[Dataset rows about figures]
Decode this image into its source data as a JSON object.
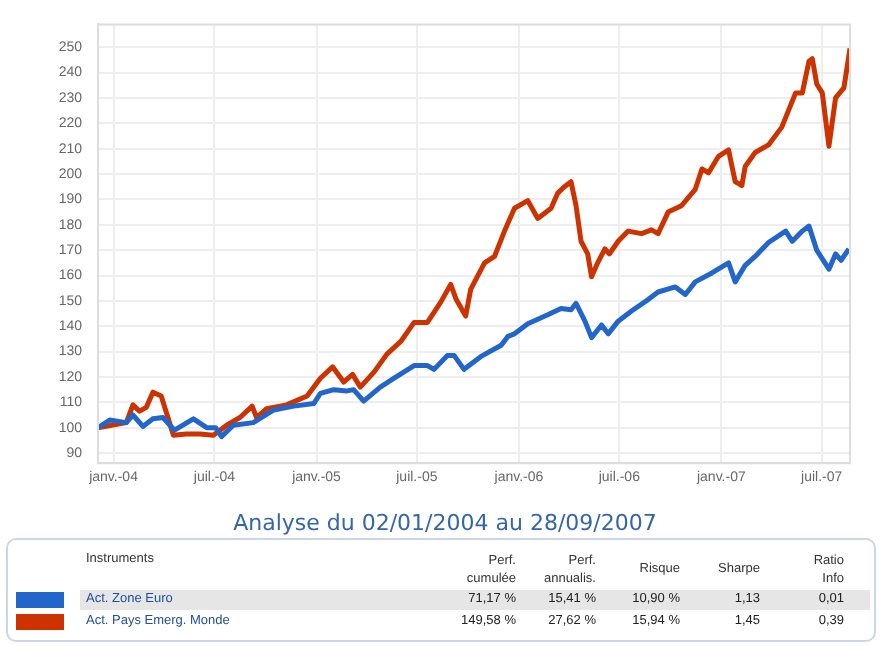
{
  "chart_data": {
    "type": "line",
    "title": "Analyse du 02/01/2004 au 28/09/2007",
    "xlim": [
      "2003-12-04",
      "2007-08-21"
    ],
    "xticks": [
      {
        "value": "2004-01-01",
        "label": "janv.-04"
      },
      {
        "value": "2004-07-01",
        "label": "juil.-04"
      },
      {
        "value": "2005-01-01",
        "label": "janv.-05"
      },
      {
        "value": "2005-07-01",
        "label": "juil.-05"
      },
      {
        "value": "2006-01-01",
        "label": "janv.-06"
      },
      {
        "value": "2006-07-01",
        "label": "juil.-06"
      },
      {
        "value": "2007-01-01",
        "label": "janv.-07"
      },
      {
        "value": "2007-07-01",
        "label": "juil.-07"
      }
    ],
    "ylim": [
      86,
      259
    ],
    "yticks": [
      90,
      100,
      110,
      120,
      130,
      140,
      150,
      160,
      170,
      180,
      190,
      200,
      210,
      220,
      230,
      240,
      250
    ],
    "grid": true,
    "legend": "bottom",
    "marker": "none",
    "line_style": "solid",
    "series": [
      {
        "name": "Act. Zone Euro",
        "color": "#2266cc",
        "x": [
          "2003-12-04",
          "2003-12-25",
          "2004-01-24",
          "2004-02-05",
          "2004-02-23",
          "2004-03-12",
          "2004-03-30",
          "2004-04-20",
          "2004-05-24",
          "2004-06-17",
          "2004-07-03",
          "2004-07-14",
          "2004-08-04",
          "2004-09-09",
          "2004-10-16",
          "2004-11-21",
          "2004-12-27",
          "2005-01-08",
          "2005-02-01",
          "2005-02-25",
          "2005-03-09",
          "2005-03-27",
          "2005-04-26",
          "2005-05-21",
          "2005-06-26",
          "2005-07-20",
          "2005-08-01",
          "2005-08-25",
          "2005-09-06",
          "2005-09-24",
          "2005-10-24",
          "2005-11-30",
          "2005-12-12",
          "2005-12-24",
          "2006-01-17",
          "2006-02-22",
          "2006-03-18",
          "2006-04-05",
          "2006-04-14",
          "2006-04-30",
          "2006-05-12",
          "2006-05-30",
          "2006-06-11",
          "2006-06-29",
          "2006-07-23",
          "2006-08-22",
          "2006-09-09",
          "2006-10-10",
          "2006-10-28",
          "2006-11-15",
          "2006-12-15",
          "2007-01-14",
          "2007-01-26",
          "2007-02-13",
          "2007-03-03",
          "2007-03-27",
          "2007-04-27",
          "2007-05-09",
          "2007-05-27",
          "2007-06-08",
          "2007-06-22",
          "2007-07-14",
          "2007-07-26",
          "2007-08-05",
          "2007-08-19"
        ],
        "values": [
          100,
          103,
          102,
          105,
          100.5,
          103.5,
          104,
          99,
          103.5,
          100,
          100,
          96.5,
          101,
          102,
          107,
          108.5,
          109.5,
          113.5,
          115,
          114.5,
          115,
          110.5,
          116,
          119.5,
          124.5,
          124.5,
          123,
          128.5,
          128.5,
          123,
          128,
          132.5,
          136,
          137,
          141,
          144.5,
          147,
          146.5,
          149,
          142,
          135.5,
          140.5,
          137,
          142,
          146,
          150.5,
          153.5,
          155.5,
          152.5,
          157.5,
          161,
          165,
          157.5,
          164,
          167.5,
          173,
          177.5,
          173.5,
          177.5,
          179.5,
          170,
          162.5,
          168.5,
          166,
          170.5
        ]
      },
      {
        "name": "Act. Pays Emerg. Monde",
        "color": "#cc3300",
        "x": [
          "2003-12-04",
          "2004-01-24",
          "2004-02-05",
          "2004-02-17",
          "2004-02-29",
          "2004-03-12",
          "2004-03-27",
          "2004-04-18",
          "2004-05-11",
          "2004-06-05",
          "2004-06-29",
          "2004-07-23",
          "2004-08-16",
          "2004-09-07",
          "2004-09-15",
          "2004-10-03",
          "2004-11-08",
          "2004-12-15",
          "2005-01-08",
          "2005-01-30",
          "2005-02-19",
          "2005-03-07",
          "2005-03-21",
          "2005-04-15",
          "2005-05-08",
          "2005-06-02",
          "2005-06-26",
          "2005-07-20",
          "2005-08-13",
          "2005-08-31",
          "2005-09-10",
          "2005-09-27",
          "2005-10-06",
          "2005-10-31",
          "2005-11-18",
          "2005-12-06",
          "2005-12-24",
          "2006-01-17",
          "2006-02-04",
          "2006-02-28",
          "2006-03-12",
          "2006-03-24",
          "2006-04-05",
          "2006-04-14",
          "2006-04-23",
          "2006-05-05",
          "2006-05-12",
          "2006-05-23",
          "2006-06-05",
          "2006-06-13",
          "2006-06-29",
          "2006-07-17",
          "2006-08-10",
          "2006-08-28",
          "2006-09-09",
          "2006-09-27",
          "2006-10-21",
          "2006-11-15",
          "2006-11-27",
          "2006-12-09",
          "2006-12-27",
          "2007-01-14",
          "2007-01-26",
          "2007-02-07",
          "2007-02-13",
          "2007-03-03",
          "2007-03-27",
          "2007-04-20",
          "2007-05-02",
          "2007-05-15",
          "2007-05-27",
          "2007-06-08",
          "2007-06-14",
          "2007-06-22",
          "2007-07-02",
          "2007-07-14",
          "2007-07-26",
          "2007-08-10",
          "2007-08-21"
        ],
        "values": [
          100,
          102,
          109,
          106.5,
          108,
          114,
          112.5,
          97,
          97.5,
          97.5,
          97,
          101,
          104,
          108.5,
          104,
          107.5,
          109,
          112.5,
          119.5,
          124,
          118,
          121,
          116,
          122,
          129,
          134,
          141.5,
          141.5,
          149.5,
          156.5,
          150.5,
          144,
          154.5,
          165,
          167.5,
          177.5,
          186.5,
          189.5,
          182.5,
          186.5,
          192.5,
          195,
          197,
          187.5,
          173.5,
          168.5,
          159.5,
          165,
          170.5,
          168.5,
          173.5,
          177.5,
          176.5,
          178,
          176.5,
          185,
          187.5,
          194,
          202,
          200.5,
          207,
          209.5,
          197,
          195.5,
          203,
          208.5,
          211.5,
          218.5,
          225,
          232,
          232,
          244.5,
          245.5,
          235.5,
          232,
          211,
          230,
          234,
          249.5
        ]
      }
    ],
    "annotations": [
      "Instruments",
      "Perf. cumulée",
      "Perf. annualis.",
      "Risque",
      "Sharpe",
      "Ratio Info",
      "71,17 %",
      "15,41 %",
      "10,90 %",
      "1,13",
      "0,01",
      "149,58 %",
      "27,62 %",
      "15,94 %",
      "1,45",
      "0,39"
    ]
  }
}
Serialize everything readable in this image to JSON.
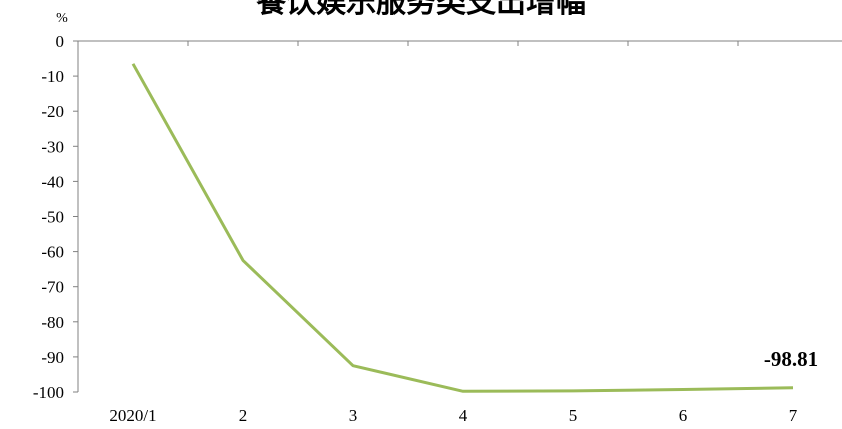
{
  "chart_data": {
    "type": "line",
    "title": "餐饮娱乐服务类支出增幅",
    "y_unit": "%",
    "categories": [
      "2020/1",
      "2",
      "3",
      "4",
      "5",
      "6",
      "7"
    ],
    "series": [
      {
        "values": [
          -6.5,
          -62.5,
          -92.5,
          -99.8,
          -99.7,
          -99.3,
          -98.81
        ],
        "color": "#9bbb59"
      }
    ],
    "yticks": [
      0,
      -10,
      -20,
      -30,
      -40,
      -50,
      -60,
      -70,
      -80,
      -90,
      -100
    ],
    "ylim": [
      -100,
      0
    ],
    "end_label": "-98.81",
    "grid": false,
    "legend": "none"
  }
}
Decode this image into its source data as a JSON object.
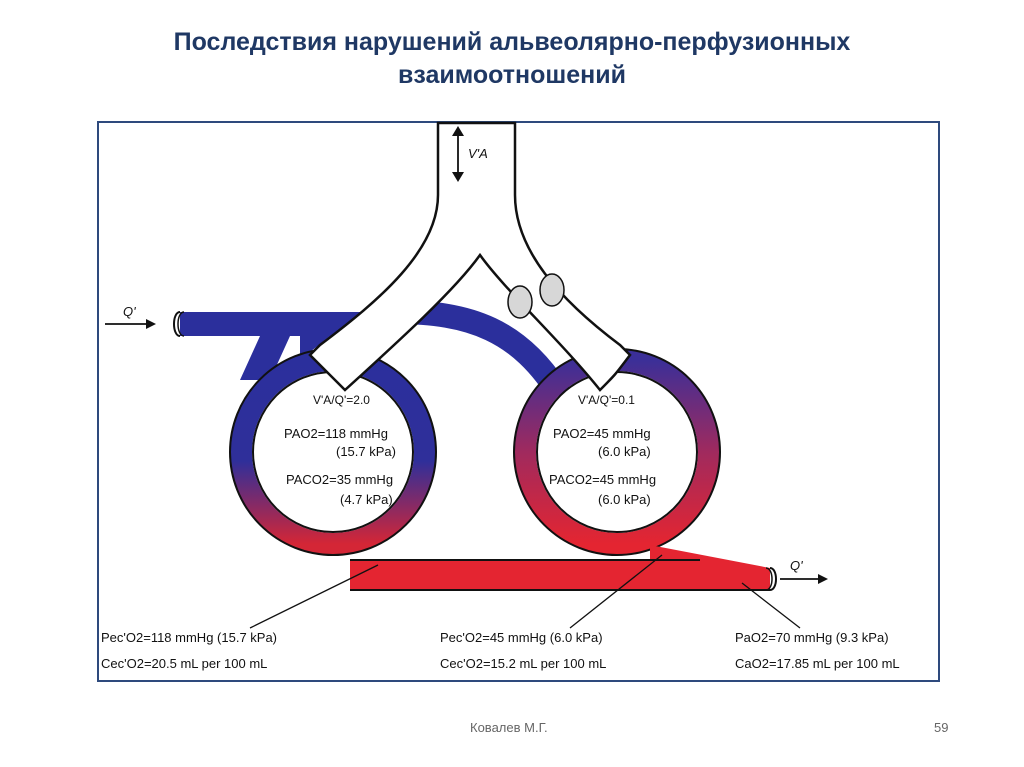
{
  "slide": {
    "title_line1": "Последствия нарушений альвеолярно-перфузионных",
    "title_line2": "взаимоотношений",
    "author": "Ковалев М.Г.",
    "page_number": "59"
  },
  "diagram": {
    "ventilation_label": "V'A",
    "flow_in_label": "Q'",
    "flow_out_label": "Q'",
    "left_alveolus": {
      "ratio": "V'A/Q'=2.0",
      "pao2": "PAO2=118 mmHg",
      "pao2_kpa": "(15.7 kPa)",
      "paco2": "PACO2=35 mmHg",
      "paco2_kpa": "(4.7 kPa)"
    },
    "right_alveolus": {
      "ratio": "V'A/Q'=0.1",
      "pao2": "PAO2=45 mmHg",
      "pao2_kpa": "(6.0 kPa)",
      "paco2": "PACO2=45 mmHg",
      "paco2_kpa": "(6.0 kPa)"
    },
    "bottom_left": {
      "p": "Pec'O2=118 mmHg (15.7 kPa)",
      "c": "Cec'O2=20.5 mL per 100 mL"
    },
    "bottom_middle": {
      "p": "Pec'O2=45 mmHg (6.0 kPa)",
      "c": "Cec'O2=15.2 mL per 100 mL"
    },
    "bottom_right": {
      "p": "PaO2=70 mmHg (9.3 kPa)",
      "c": "CaO2=17.85 mL per 100 mL"
    },
    "colors": {
      "venous": "#2b2f9c",
      "arterial": "#e42531",
      "frame": "#2e4a7d",
      "title": "#1f3864"
    }
  }
}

__TASK DESCRIPTION__:
How many lines in these entries contain the string "name"? State the number and nothing more.

__REPLY TO THE TASK__:
2